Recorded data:
----------------------------------------
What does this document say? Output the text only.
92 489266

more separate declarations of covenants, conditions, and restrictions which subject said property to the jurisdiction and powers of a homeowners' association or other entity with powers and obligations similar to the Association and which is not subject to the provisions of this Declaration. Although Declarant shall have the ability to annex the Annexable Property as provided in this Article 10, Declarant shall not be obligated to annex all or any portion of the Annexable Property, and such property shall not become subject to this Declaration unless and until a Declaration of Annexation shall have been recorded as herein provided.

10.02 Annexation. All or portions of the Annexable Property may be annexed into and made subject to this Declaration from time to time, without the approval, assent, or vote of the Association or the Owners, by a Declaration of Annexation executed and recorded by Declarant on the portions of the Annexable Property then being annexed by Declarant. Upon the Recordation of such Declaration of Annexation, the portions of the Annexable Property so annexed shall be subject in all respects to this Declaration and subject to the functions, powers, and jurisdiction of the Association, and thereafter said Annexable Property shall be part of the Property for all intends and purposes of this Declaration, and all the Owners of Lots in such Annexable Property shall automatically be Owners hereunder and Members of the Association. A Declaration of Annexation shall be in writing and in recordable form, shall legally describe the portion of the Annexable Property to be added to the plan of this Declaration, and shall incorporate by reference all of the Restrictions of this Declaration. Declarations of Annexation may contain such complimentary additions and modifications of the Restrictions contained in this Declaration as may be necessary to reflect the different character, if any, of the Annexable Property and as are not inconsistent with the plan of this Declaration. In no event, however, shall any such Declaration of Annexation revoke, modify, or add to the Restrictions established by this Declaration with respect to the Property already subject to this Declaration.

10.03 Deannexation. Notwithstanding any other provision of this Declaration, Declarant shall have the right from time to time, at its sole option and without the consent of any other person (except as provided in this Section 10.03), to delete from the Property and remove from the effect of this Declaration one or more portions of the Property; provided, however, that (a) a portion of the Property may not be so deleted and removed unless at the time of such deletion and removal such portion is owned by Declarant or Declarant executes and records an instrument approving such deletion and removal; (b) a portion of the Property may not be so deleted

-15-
----------------------------------------
**TASK TO COMPLETE:**
Retype all of the material, keeping each line exact.

**ANSWER TO THIS PROBLEM:**
What does this document say? Output the text only.
92 489266

more separate declarations of covenants, conditions, and restrictions which subject said property to the jurisdiction and powers of a homeowners' association or other entity with powers and obligations similar to the Association and which is not subject to the provisions of this Declaration. Although Declarant shall have the ability to annex the Annexable Property as provided in this Article 10, Declarant shall not be obligated to annex all or any portion of the Annexable Property, and such property shall not become subject to this Declaration unless and until a Declaration of Annexation shall have been recorded as herein provided.

10.02 Annexation. All or portions of the Annexable Property may be annexed into and made subject to this Declaration from time to time, without the approval, assent, or vote of the Association or the Owners, by a Declaration of Annexation executed and recorded by Declarant on the portions of the Annexable Property then being annexed by Declarant. Upon the Recordation of such Declaration of Annexation, the portions of the Annexable Property so annexed shall be subject in all respects to this Declaration and subject to the functions, powers, and jurisdiction of the Association, and thereafter said Annexable Property shall be part of the Property for all intends and purposes of this Declaration, and all the Owners of Lots in such Annexable Property shall automatically be Owners hereunder and Members of the Association. A Declaration of Annexation shall be in writing and in recordable form, shall legally describe the portion of the Annexable Property to be added to the plan of this Declaration, and shall incorporate by reference all of the Restrictions of this Declaration. Declarations of Annexation may contain such complimentary additions and modifications of the Restrictions contained in this Declaration as may be necessary to reflect the different character, if any, of the Annexable Property and as are not inconsistent with the plan of this Declaration. In no event, however, shall any such Declaration of Annexation revoke, modify, or add to the Restrictions established by this Declaration with respect to the Property already subject to this Declaration.

10.03 Deannexation. Notwithstanding any other provision of this Declaration, Declarant shall have the right from time to time, at its sole option and without the consent of any other person (except as provided in this Section 10.03), to delete from the Property and remove from the effect of this Declaration one or more portions of the Property; provided, however, that (a) a portion of the Property may not be so deleted and removed unless at the time of such deletion and removal such portion is owned by Declarant or Declarant executes and records an instrument approving such deletion and removal; (b) a portion of the Property may not be so deleted

-15-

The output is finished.